Dataset listings of figures
┌──
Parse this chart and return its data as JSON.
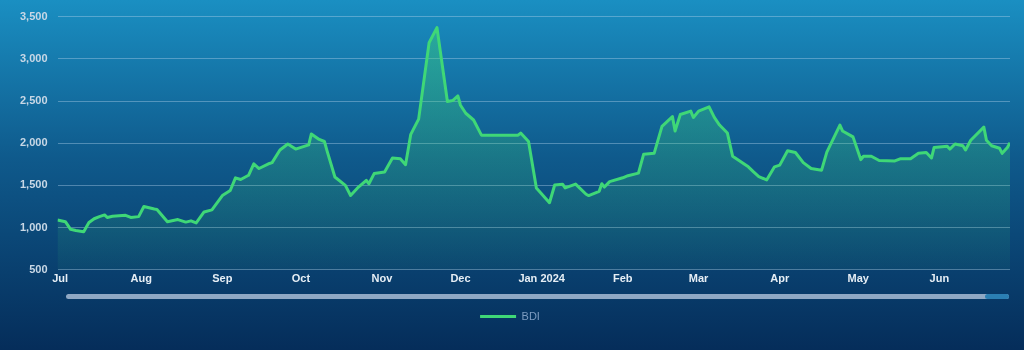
{
  "chart_data": {
    "type": "area",
    "x": [
      "2023-06-30",
      "2023-07-03",
      "2023-07-05",
      "2023-07-07",
      "2023-07-10",
      "2023-07-12",
      "2023-07-14",
      "2023-07-16",
      "2023-07-18",
      "2023-07-19",
      "2023-07-21",
      "2023-07-26",
      "2023-07-28",
      "2023-07-31",
      "2023-08-02",
      "2023-08-06",
      "2023-08-07",
      "2023-08-11",
      "2023-08-15",
      "2023-08-18",
      "2023-08-20",
      "2023-08-22",
      "2023-08-25",
      "2023-08-28",
      "2023-09-01",
      "2023-09-04",
      "2023-09-06",
      "2023-09-08",
      "2023-09-11",
      "2023-09-13",
      "2023-09-15",
      "2023-09-19",
      "2023-09-20",
      "2023-09-23",
      "2023-09-26",
      "2023-09-29",
      "2023-10-04",
      "2023-10-05",
      "2023-10-08",
      "2023-10-10",
      "2023-10-11",
      "2023-10-14",
      "2023-10-18",
      "2023-10-20",
      "2023-10-23",
      "2023-10-26",
      "2023-10-27",
      "2023-10-29",
      "2023-11-02",
      "2023-11-05",
      "2023-11-08",
      "2023-11-10",
      "2023-11-12",
      "2023-11-15",
      "2023-11-19",
      "2023-11-22",
      "2023-11-26",
      "2023-11-28",
      "2023-11-30",
      "2023-12-01",
      "2023-12-03",
      "2023-12-06",
      "2023-12-09",
      "2023-12-23",
      "2023-12-24",
      "2023-12-27",
      "2023-12-30",
      "2024-01-04",
      "2024-01-06",
      "2024-01-09",
      "2024-01-10",
      "2024-01-14",
      "2024-01-18",
      "2024-01-19",
      "2024-01-23",
      "2024-01-24",
      "2024-01-25",
      "2024-01-27",
      "2024-02-01",
      "2024-02-03",
      "2024-02-07",
      "2024-02-09",
      "2024-02-13",
      "2024-02-16",
      "2024-02-20",
      "2024-02-21",
      "2024-02-23",
      "2024-02-27",
      "2024-02-28",
      "2024-03-01",
      "2024-03-05",
      "2024-03-07",
      "2024-03-09",
      "2024-03-12",
      "2024-03-14",
      "2024-03-20",
      "2024-03-22",
      "2024-03-24",
      "2024-03-27",
      "2024-03-30",
      "2024-04-01",
      "2024-04-04",
      "2024-04-07",
      "2024-04-10",
      "2024-04-13",
      "2024-04-17",
      "2024-04-19",
      "2024-04-24",
      "2024-04-25",
      "2024-04-29",
      "2024-05-02",
      "2024-05-03",
      "2024-05-06",
      "2024-05-09",
      "2024-05-15",
      "2024-05-17",
      "2024-05-21",
      "2024-05-24",
      "2024-05-27",
      "2024-05-29",
      "2024-05-30",
      "2024-06-04",
      "2024-06-05",
      "2024-06-07",
      "2024-06-10",
      "2024-06-11",
      "2024-06-13",
      "2024-06-18",
      "2024-06-19",
      "2024-06-21",
      "2024-06-24",
      "2024-06-25",
      "2024-06-27",
      "2024-06-28"
    ],
    "series": [
      {
        "name": "BDI",
        "color": "#3fd777",
        "values": [
          1090,
          1070,
          980,
          965,
          950,
          1060,
          1105,
          1130,
          1150,
          1120,
          1135,
          1145,
          1120,
          1130,
          1250,
          1220,
          1215,
          1070,
          1095,
          1065,
          1080,
          1055,
          1185,
          1210,
          1380,
          1440,
          1590,
          1570,
          1620,
          1755,
          1700,
          1760,
          1770,
          1920,
          1990,
          1930,
          1980,
          2110,
          2045,
          2020,
          1910,
          1600,
          1500,
          1380,
          1480,
          1560,
          1520,
          1640,
          1660,
          1825,
          1815,
          1745,
          2105,
          2285,
          3190,
          3370,
          2495,
          2505,
          2560,
          2450,
          2355,
          2275,
          2095,
          2095,
          2120,
          2020,
          1470,
          1295,
          1505,
          1515,
          1470,
          1515,
          1395,
          1380,
          1430,
          1520,
          1480,
          1545,
          1590,
          1615,
          1645,
          1870,
          1880,
          2200,
          2315,
          2145,
          2340,
          2380,
          2305,
          2380,
          2430,
          2305,
          2215,
          2120,
          1845,
          1720,
          1660,
          1605,
          1565,
          1720,
          1740,
          1910,
          1890,
          1770,
          1700,
          1680,
          1895,
          2215,
          2145,
          2075,
          1805,
          1845,
          1845,
          1795,
          1790,
          1815,
          1815,
          1880,
          1890,
          1825,
          1950,
          1965,
          1930,
          1990,
          1970,
          1920,
          2035,
          2190,
          2035,
          1970,
          1940,
          1880,
          1950,
          2005
        ]
      }
    ],
    "xlim": [
      "2023-06-30",
      "2024-06-28"
    ],
    "xticks": [
      {
        "value": "2023-07-01",
        "label": "Jul"
      },
      {
        "value": "2023-08-01",
        "label": "Aug"
      },
      {
        "value": "2023-09-01",
        "label": "Sep"
      },
      {
        "value": "2023-10-01",
        "label": "Oct"
      },
      {
        "value": "2023-11-01",
        "label": "Nov"
      },
      {
        "value": "2023-12-01",
        "label": "Dec"
      },
      {
        "value": "2024-01-01",
        "label": "Jan 2024"
      },
      {
        "value": "2024-02-01",
        "label": "Feb"
      },
      {
        "value": "2024-03-01",
        "label": "Mar"
      },
      {
        "value": "2024-04-01",
        "label": "Apr"
      },
      {
        "value": "2024-05-01",
        "label": "May"
      },
      {
        "value": "2024-06-01",
        "label": "Jun"
      }
    ],
    "ylim": [
      500,
      3500
    ],
    "yticks": [
      {
        "value": 500,
        "label": "500"
      },
      {
        "value": 1000,
        "label": "1,000"
      },
      {
        "value": 1500,
        "label": "1,500"
      },
      {
        "value": 2000,
        "label": "2,000"
      },
      {
        "value": 2500,
        "label": "2,500"
      },
      {
        "value": 3000,
        "label": "3,000"
      },
      {
        "value": 3500,
        "label": "3,500"
      }
    ],
    "grid": "y",
    "legend": "bottom",
    "marker": "none",
    "line_style": "solid"
  }
}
└──
# TASK PROMPT:
Every record must be copied exactly, with the pictures left out.

# THE COMPLETED TASK:
Parse this chart and return its data as JSON.
{
  "chart_data": {
    "type": "area",
    "x": [
      "2023-06-30",
      "2023-07-03",
      "2023-07-05",
      "2023-07-07",
      "2023-07-10",
      "2023-07-12",
      "2023-07-14",
      "2023-07-16",
      "2023-07-18",
      "2023-07-19",
      "2023-07-21",
      "2023-07-26",
      "2023-07-28",
      "2023-07-31",
      "2023-08-02",
      "2023-08-06",
      "2023-08-07",
      "2023-08-11",
      "2023-08-15",
      "2023-08-18",
      "2023-08-20",
      "2023-08-22",
      "2023-08-25",
      "2023-08-28",
      "2023-09-01",
      "2023-09-04",
      "2023-09-06",
      "2023-09-08",
      "2023-09-11",
      "2023-09-13",
      "2023-09-15",
      "2023-09-19",
      "2023-09-20",
      "2023-09-23",
      "2023-09-26",
      "2023-09-29",
      "2023-10-04",
      "2023-10-05",
      "2023-10-08",
      "2023-10-10",
      "2023-10-11",
      "2023-10-14",
      "2023-10-18",
      "2023-10-20",
      "2023-10-23",
      "2023-10-26",
      "2023-10-27",
      "2023-10-29",
      "2023-11-02",
      "2023-11-05",
      "2023-11-08",
      "2023-11-10",
      "2023-11-12",
      "2023-11-15",
      "2023-11-19",
      "2023-11-22",
      "2023-11-26",
      "2023-11-28",
      "2023-11-30",
      "2023-12-01",
      "2023-12-03",
      "2023-12-06",
      "2023-12-09",
      "2023-12-23",
      "2023-12-24",
      "2023-12-27",
      "2023-12-30",
      "2024-01-04",
      "2024-01-06",
      "2024-01-09",
      "2024-01-10",
      "2024-01-14",
      "2024-01-18",
      "2024-01-19",
      "2024-01-23",
      "2024-01-24",
      "2024-01-25",
      "2024-01-27",
      "2024-02-01",
      "2024-02-03",
      "2024-02-07",
      "2024-02-09",
      "2024-02-13",
      "2024-02-16",
      "2024-02-20",
      "2024-02-21",
      "2024-02-23",
      "2024-02-27",
      "2024-02-28",
      "2024-03-01",
      "2024-03-05",
      "2024-03-07",
      "2024-03-09",
      "2024-03-12",
      "2024-03-14",
      "2024-03-20",
      "2024-03-22",
      "2024-03-24",
      "2024-03-27",
      "2024-03-30",
      "2024-04-01",
      "2024-04-04",
      "2024-04-07",
      "2024-04-10",
      "2024-04-13",
      "2024-04-17",
      "2024-04-19",
      "2024-04-24",
      "2024-04-25",
      "2024-04-29",
      "2024-05-02",
      "2024-05-03",
      "2024-05-06",
      "2024-05-09",
      "2024-05-15",
      "2024-05-17",
      "2024-05-21",
      "2024-05-24",
      "2024-05-27",
      "2024-05-29",
      "2024-05-30",
      "2024-06-04",
      "2024-06-05",
      "2024-06-07",
      "2024-06-10",
      "2024-06-11",
      "2024-06-13",
      "2024-06-18",
      "2024-06-19",
      "2024-06-21",
      "2024-06-24",
      "2024-06-25",
      "2024-06-27",
      "2024-06-28"
    ],
    "series": [
      {
        "name": "BDI",
        "color": "#3fd777",
        "values": [
          1090,
          1070,
          980,
          965,
          950,
          1060,
          1105,
          1130,
          1150,
          1120,
          1135,
          1145,
          1120,
          1130,
          1250,
          1220,
          1215,
          1070,
          1095,
          1065,
          1080,
          1055,
          1185,
          1210,
          1380,
          1440,
          1590,
          1570,
          1620,
          1755,
          1700,
          1760,
          1770,
          1920,
          1990,
          1930,
          1980,
          2110,
          2045,
          2020,
          1910,
          1600,
          1500,
          1380,
          1480,
          1560,
          1520,
          1640,
          1660,
          1825,
          1815,
          1745,
          2105,
          2285,
          3190,
          3370,
          2495,
          2505,
          2560,
          2450,
          2355,
          2275,
          2095,
          2095,
          2120,
          2020,
          1470,
          1295,
          1505,
          1515,
          1470,
          1515,
          1395,
          1380,
          1430,
          1520,
          1480,
          1545,
          1590,
          1615,
          1645,
          1870,
          1880,
          2200,
          2315,
          2145,
          2340,
          2380,
          2305,
          2380,
          2430,
          2305,
          2215,
          2120,
          1845,
          1720,
          1660,
          1605,
          1565,
          1720,
          1740,
          1910,
          1890,
          1770,
          1700,
          1680,
          1895,
          2215,
          2145,
          2075,
          1805,
          1845,
          1845,
          1795,
          1790,
          1815,
          1815,
          1880,
          1890,
          1825,
          1950,
          1965,
          1930,
          1990,
          1970,
          1920,
          2035,
          2190,
          2035,
          1970,
          1940,
          1880,
          1950,
          2005
        ]
      }
    ],
    "xlim": [
      "2023-06-30",
      "2024-06-28"
    ],
    "xticks": [
      {
        "value": "2023-07-01",
        "label": "Jul"
      },
      {
        "value": "2023-08-01",
        "label": "Aug"
      },
      {
        "value": "2023-09-01",
        "label": "Sep"
      },
      {
        "value": "2023-10-01",
        "label": "Oct"
      },
      {
        "value": "2023-11-01",
        "label": "Nov"
      },
      {
        "value": "2023-12-01",
        "label": "Dec"
      },
      {
        "value": "2024-01-01",
        "label": "Jan 2024"
      },
      {
        "value": "2024-02-01",
        "label": "Feb"
      },
      {
        "value": "2024-03-01",
        "label": "Mar"
      },
      {
        "value": "2024-04-01",
        "label": "Apr"
      },
      {
        "value": "2024-05-01",
        "label": "May"
      },
      {
        "value": "2024-06-01",
        "label": "Jun"
      }
    ],
    "ylim": [
      500,
      3500
    ],
    "yticks": [
      {
        "value": 500,
        "label": "500"
      },
      {
        "value": 1000,
        "label": "1,000"
      },
      {
        "value": 1500,
        "label": "1,500"
      },
      {
        "value": 2000,
        "label": "2,000"
      },
      {
        "value": 2500,
        "label": "2,500"
      },
      {
        "value": 3000,
        "label": "3,000"
      },
      {
        "value": 3500,
        "label": "3,500"
      }
    ],
    "grid": "y",
    "legend": "bottom",
    "marker": "none",
    "line_style": "solid"
  }
}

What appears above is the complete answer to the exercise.